### [EXERCISE GOAL]
Show all lines of the listing that hold the word "SimpleMovingAvg".

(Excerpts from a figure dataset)
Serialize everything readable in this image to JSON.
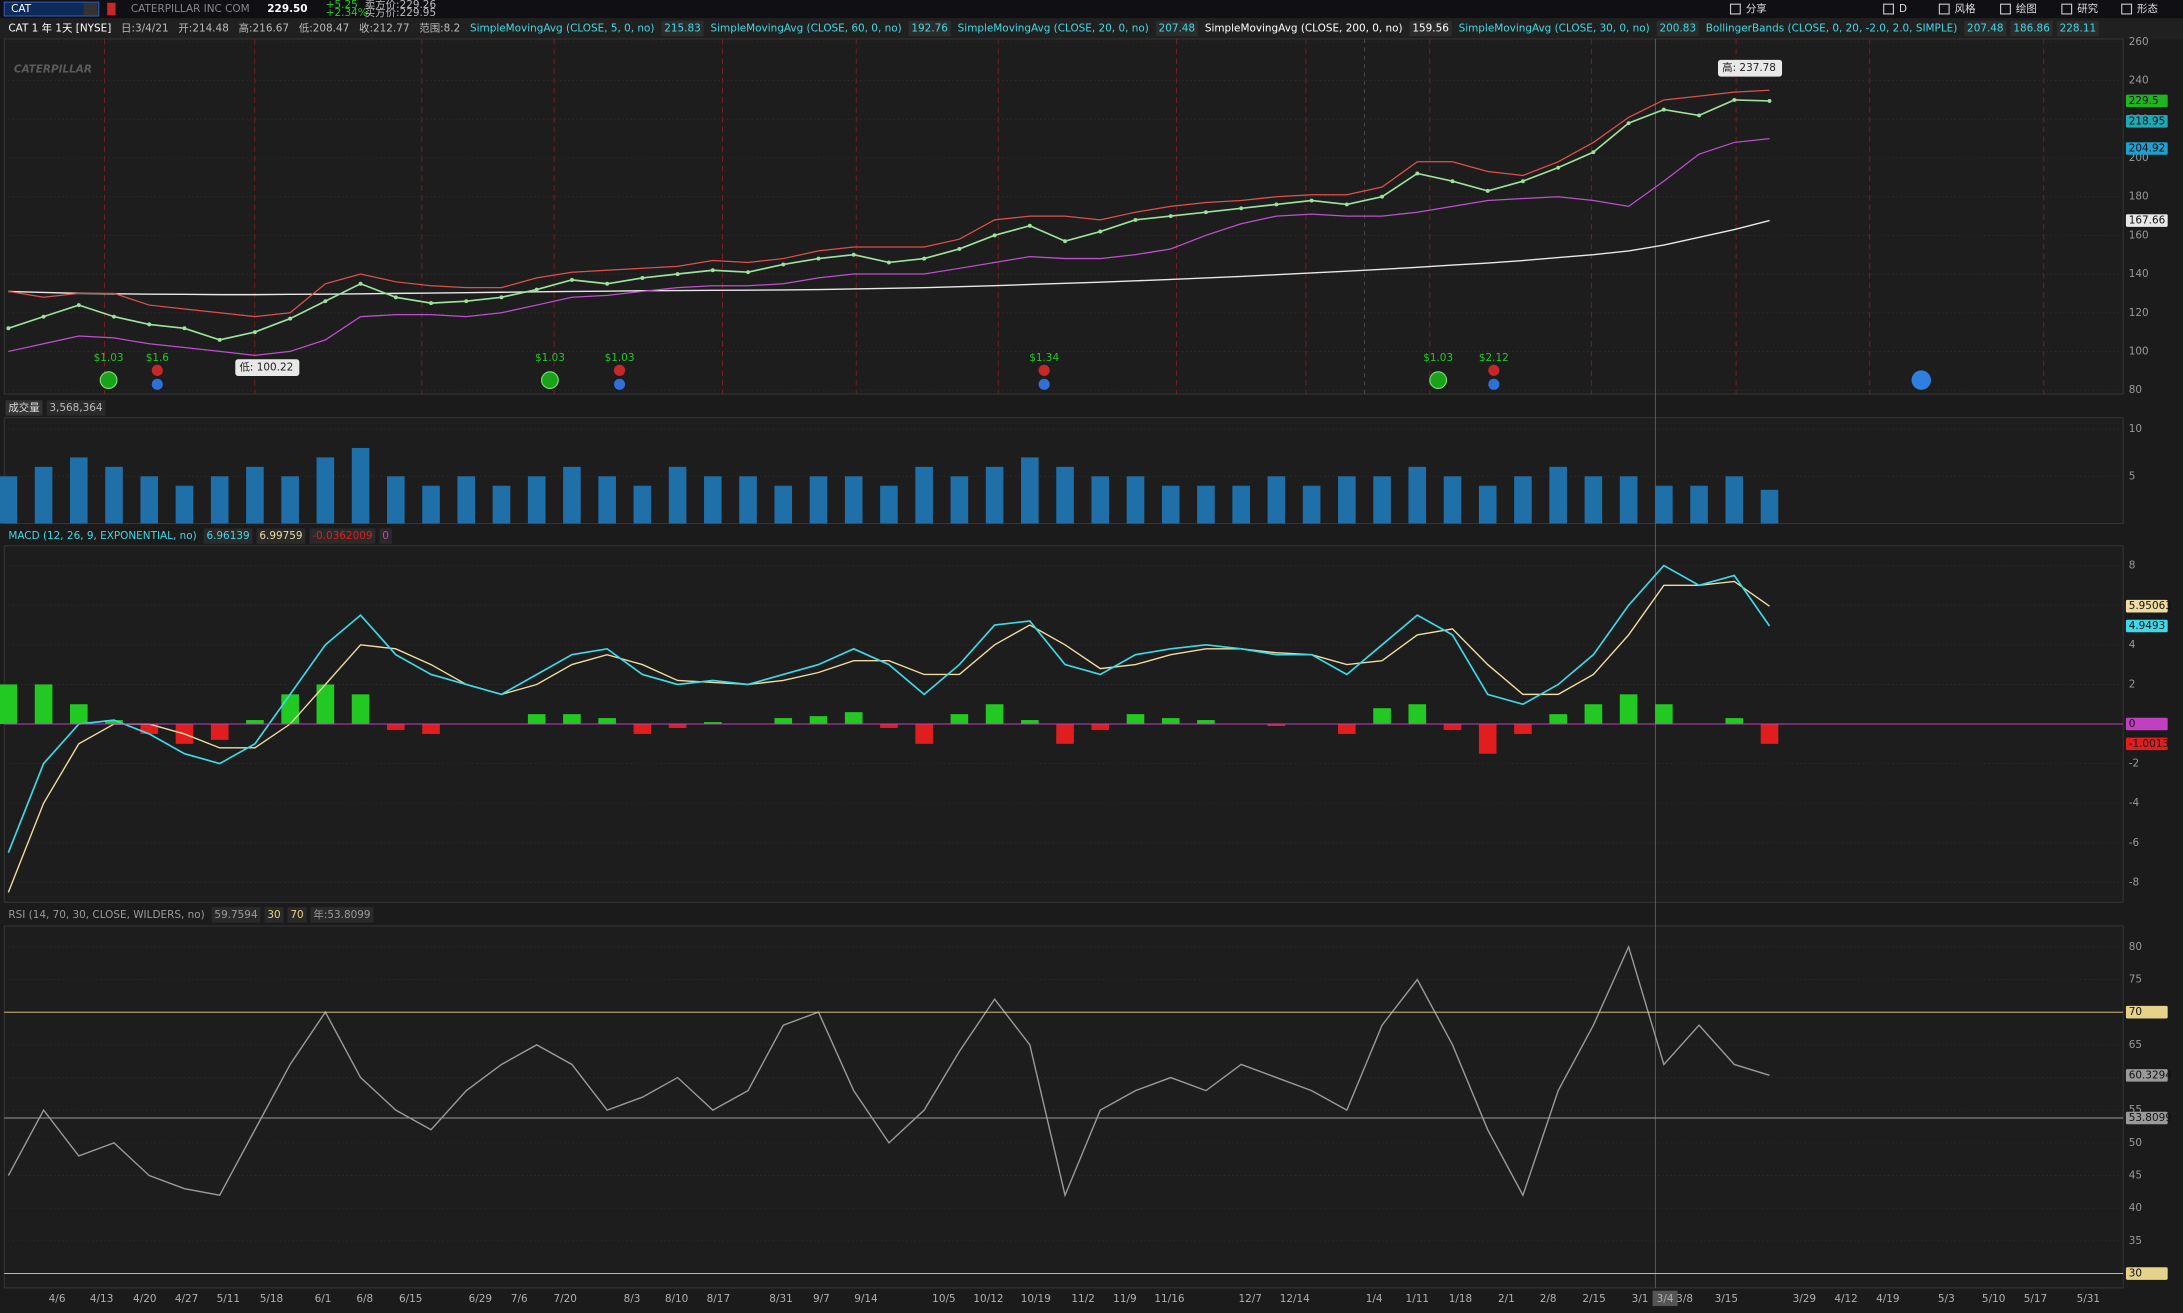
{
  "toolbar": {
    "symbol": "CAT",
    "company": "CATERPILLAR INC COM",
    "last": "229.50",
    "change": "+5.25",
    "change_pct": "+2.34%",
    "bid": "卖方价:229.26",
    "ask": "买方价:229.95",
    "buttons": [
      "分享",
      "D",
      "风格",
      "绘图",
      "研究",
      "形态"
    ]
  },
  "chart_header": {
    "symbol": "CAT 1 年 1天 [NYSE]",
    "fields": [
      "日:3/4/21",
      "开:214.48",
      "高:216.67",
      "低:208.47",
      "收:212.77",
      "范围:8.2"
    ],
    "studies": [
      {
        "label": "SimpleMovingAvg (CLOSE, 5, 0, no)",
        "values": [
          "215.83"
        ],
        "color": "#3fd8e6"
      },
      {
        "label": "SimpleMovingAvg (CLOSE, 60, 0, no)",
        "values": [
          "192.76"
        ],
        "color": "#3fd8e6"
      },
      {
        "label": "SimpleMovingAvg (CLOSE, 20, 0, no)",
        "values": [
          "207.48"
        ],
        "color": "#3fd8e6"
      },
      {
        "label": "SimpleMovingAvg (CLOSE, 200, 0, no)",
        "values": [
          "159.56"
        ],
        "color": "#ffffff"
      },
      {
        "label": "SimpleMovingAvg (CLOSE, 30, 0, no)",
        "values": [
          "200.83"
        ],
        "color": "#3fd8e6"
      },
      {
        "label": "BollingerBands (CLOSE, 0, 20, -2.0, 2.0, SIMPLE)",
        "values": [
          "207.48",
          "186.86",
          "228.11"
        ],
        "color": "#3fd8e6"
      }
    ]
  },
  "watermark": "CATERPILLAR",
  "price": {
    "ylim": [
      78,
      261.5
    ],
    "yticks": [
      80,
      100,
      120,
      140,
      160,
      180,
      200,
      220,
      240,
      260
    ],
    "close": [
      112,
      118,
      124,
      118,
      114,
      112,
      106,
      110,
      117,
      126,
      135,
      128,
      125,
      126,
      128,
      132,
      137,
      135,
      138,
      140,
      142,
      141,
      145,
      148,
      150,
      146,
      148,
      153,
      160,
      165,
      157,
      162,
      168,
      170,
      172,
      174,
      176,
      178,
      176,
      180,
      192,
      188,
      183,
      188,
      195,
      203,
      218,
      225,
      222,
      230,
      229.5
    ],
    "sma200": [
      131,
      130.5,
      130,
      129.8,
      129.6,
      129.5,
      129.4,
      129.4,
      129.5,
      129.6,
      129.8,
      130,
      130.2,
      130.4,
      130.6,
      130.8,
      131,
      131.2,
      131.4,
      131.5,
      131.6,
      131.7,
      131.8,
      132,
      132.3,
      132.6,
      133,
      133.5,
      134,
      134.6,
      135.2,
      135.8,
      136.5,
      137.2,
      138,
      138.8,
      139.7,
      140.6,
      141.5,
      142.5,
      143.5,
      144.6,
      145.7,
      147,
      148.5,
      150,
      152,
      155,
      159,
      163,
      167.66
    ],
    "bb_upper": [
      131,
      128,
      130,
      130,
      124,
      122,
      120,
      118,
      120,
      135,
      140,
      136,
      134,
      133,
      133,
      138,
      141,
      142,
      143,
      144,
      147,
      146,
      148,
      152,
      154,
      154,
      154,
      158,
      168,
      170,
      170,
      168,
      172,
      175,
      177,
      178,
      180,
      181,
      181,
      185,
      198,
      198,
      193,
      191,
      198,
      208,
      221,
      230,
      232,
      234,
      235
    ],
    "bb_lower": [
      100,
      104,
      108,
      107,
      104,
      102,
      100,
      98,
      100,
      106,
      118,
      119,
      119,
      118,
      120,
      124,
      128,
      129,
      131,
      133,
      134,
      134,
      135,
      138,
      140,
      140,
      140,
      143,
      146,
      149,
      148,
      148,
      150,
      153,
      160,
      166,
      170,
      171,
      170,
      170,
      172,
      175,
      178,
      179,
      180,
      178,
      175,
      188,
      202,
      208,
      210
    ],
    "colors": {
      "close": "#9be29b",
      "sma200": "#e8e8e8",
      "bb_upper": "#e0504a",
      "bb_lower": "#c04fd0"
    },
    "tags": [
      {
        "value": 229.5,
        "color": "#1fb51f"
      },
      {
        "value": 218.95,
        "color": "#1fa8b5"
      },
      {
        "value": 204.92,
        "color": "#1f9fd0"
      },
      {
        "value": 167.66,
        "color": "#e8e8e8"
      }
    ],
    "high_note": "高: 237.78",
    "low_note": "低: 100.22",
    "events": [
      {
        "label": "$1.03",
        "kind": "dividend"
      },
      {
        "label": "$1.6",
        "kind": "earnings"
      },
      {
        "label": "$1.03",
        "kind": "dividend"
      },
      {
        "label": "$1.03",
        "kind": "earnings"
      },
      {
        "label": "$1.34",
        "kind": "earnings"
      },
      {
        "label": "$1.03",
        "kind": "dividend"
      },
      {
        "label": "$2.12",
        "kind": "earnings"
      }
    ]
  },
  "volume": {
    "title": "成交量",
    "last": "3,568,364",
    "ylim": [
      0,
      11.2
    ],
    "yticks": [
      5,
      10
    ],
    "color": "#1f6fa8",
    "values": [
      5,
      6,
      7,
      6,
      5,
      4,
      5,
      6,
      5,
      7,
      8,
      5,
      4,
      5,
      4,
      5,
      6,
      5,
      4,
      6,
      5,
      5,
      4,
      5,
      5,
      4,
      6,
      5,
      6,
      7,
      6,
      5,
      5,
      4,
      4,
      4,
      5,
      4,
      5,
      5,
      6,
      5,
      4,
      5,
      6,
      5,
      5,
      4,
      4,
      5,
      3.568364
    ]
  },
  "macd": {
    "label": "MACD (12, 26, 9, EXPONENTIAL, no)",
    "readouts": [
      "6.96139",
      "6.99759",
      "-0.0362009",
      "0"
    ],
    "ylim": [
      -9,
      9
    ],
    "yticks": [
      -8,
      -6,
      -4,
      -2,
      0,
      2,
      4,
      6,
      8
    ],
    "value": [
      -6.5,
      -2,
      0,
      0.2,
      -0.5,
      -1.5,
      -2,
      -1,
      1.5,
      4,
      5.5,
      3.5,
      2.5,
      2,
      1.5,
      2.5,
      3.5,
      3.8,
      2.5,
      2,
      2.2,
      2,
      2.5,
      3,
      3.8,
      3,
      1.5,
      3,
      5,
      5.2,
      3,
      2.5,
      3.5,
      3.8,
      4,
      3.8,
      3.5,
      3.5,
      2.5,
      4,
      5.5,
      4.5,
      1.5,
      1,
      2,
      3.5,
      6,
      8,
      7,
      7.5,
      4.9493
    ],
    "avg": [
      -8.5,
      -4,
      -1,
      0,
      0,
      -0.5,
      -1.2,
      -1.2,
      0,
      2,
      4,
      3.8,
      3,
      2,
      1.5,
      2,
      3,
      3.5,
      3,
      2.2,
      2.1,
      2,
      2.2,
      2.6,
      3.2,
      3.2,
      2.5,
      2.5,
      4,
      5,
      4,
      2.8,
      3,
      3.5,
      3.8,
      3.8,
      3.6,
      3.5,
      3,
      3.2,
      4.5,
      4.8,
      3,
      1.5,
      1.5,
      2.5,
      4.5,
      7,
      7,
      7.2,
      5.95063
    ],
    "diff": [
      2,
      2,
      1,
      0.2,
      -0.5,
      -1,
      -0.8,
      0.2,
      1.5,
      2,
      1.5,
      -0.3,
      -0.5,
      0,
      0,
      0.5,
      0.5,
      0.3,
      -0.5,
      -0.2,
      0.1,
      0,
      0.3,
      0.4,
      0.6,
      -0.2,
      -1,
      0.5,
      1,
      0.2,
      -1,
      -0.3,
      0.5,
      0.3,
      0.2,
      0,
      -0.1,
      0,
      -0.5,
      0.8,
      1,
      -0.3,
      -1.5,
      -0.5,
      0.5,
      1,
      1.5,
      1,
      0,
      0.3,
      -1.0013
    ],
    "colors": {
      "value": "#3fd8e6",
      "avg": "#f0dca0",
      "up": "#22c922",
      "down": "#e01e1e"
    },
    "tags": [
      {
        "value": 5.95063,
        "color": "#f0dca0"
      },
      {
        "value": 4.9493,
        "color": "#3fd8e6"
      },
      {
        "value": 0,
        "color": "#c040c0",
        "line": true
      },
      {
        "value": -1.0013,
        "color": "#e01e1e"
      }
    ]
  },
  "rsi": {
    "label": "RSI (14, 70, 30, CLOSE, WILDERS, no)",
    "readouts": [
      "59.7594",
      "30",
      "70",
      "年:53.8099"
    ],
    "ylim": [
      27.8,
      83.2
    ],
    "yticks": [
      30,
      35,
      40,
      45,
      50,
      55,
      60,
      65,
      70,
      75,
      80
    ],
    "color": "#9a9a9a",
    "values": [
      45,
      55,
      48,
      50,
      45,
      43,
      42,
      52,
      62,
      70,
      60,
      55,
      52,
      58,
      62,
      65,
      62,
      55,
      57,
      60,
      55,
      58,
      68,
      70,
      58,
      50,
      55,
      64,
      72,
      65,
      42,
      55,
      58,
      60,
      58,
      62,
      60,
      58,
      55,
      68,
      75,
      65,
      52,
      42,
      58,
      68,
      80,
      62,
      68,
      62,
      60.3294
    ],
    "tags": [
      {
        "value": 70,
        "color": "#e6d38a",
        "line": true
      },
      {
        "value": 60.3294,
        "color": "#9a9a9a"
      },
      {
        "value": 53.8099,
        "color": "#9a9a9a",
        "line": true
      },
      {
        "value": 30,
        "color": "#e6d38a",
        "line": true
      }
    ]
  },
  "x_labels": [
    "4/6",
    "4/13",
    "4/20",
    "4/27",
    "5/11",
    "5/18",
    "6/1",
    "6/8",
    "6/15",
    "6/29",
    "7/6",
    "7/20",
    "8/3",
    "8/10",
    "8/17",
    "8/31",
    "9/7",
    "9/14",
    "10/5",
    "10/12",
    "10/19",
    "11/2",
    "11/9",
    "11/16",
    "12/7",
    "12/14",
    "1/4",
    "1/11",
    "1/18",
    "2/1",
    "2/8",
    "2/15",
    "3/1",
    "3/4",
    "3/8",
    "3/15",
    "3/29",
    "4/12",
    "4/19",
    "5/3",
    "5/10",
    "5/17",
    "5/31"
  ]
}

### [THE RESULT]
        "label": "SimpleMovingAvg (CLOSE, 5, 0, no)",
        "label": "SimpleMovingAvg (CLOSE, 60, 0, no)",
        "label": "SimpleMovingAvg (CLOSE, 20, 0, no)",
        "label": "SimpleMovingAvg (CLOSE, 200, 0, no)",
        "label": "SimpleMovingAvg (CLOSE, 30, 0, no)",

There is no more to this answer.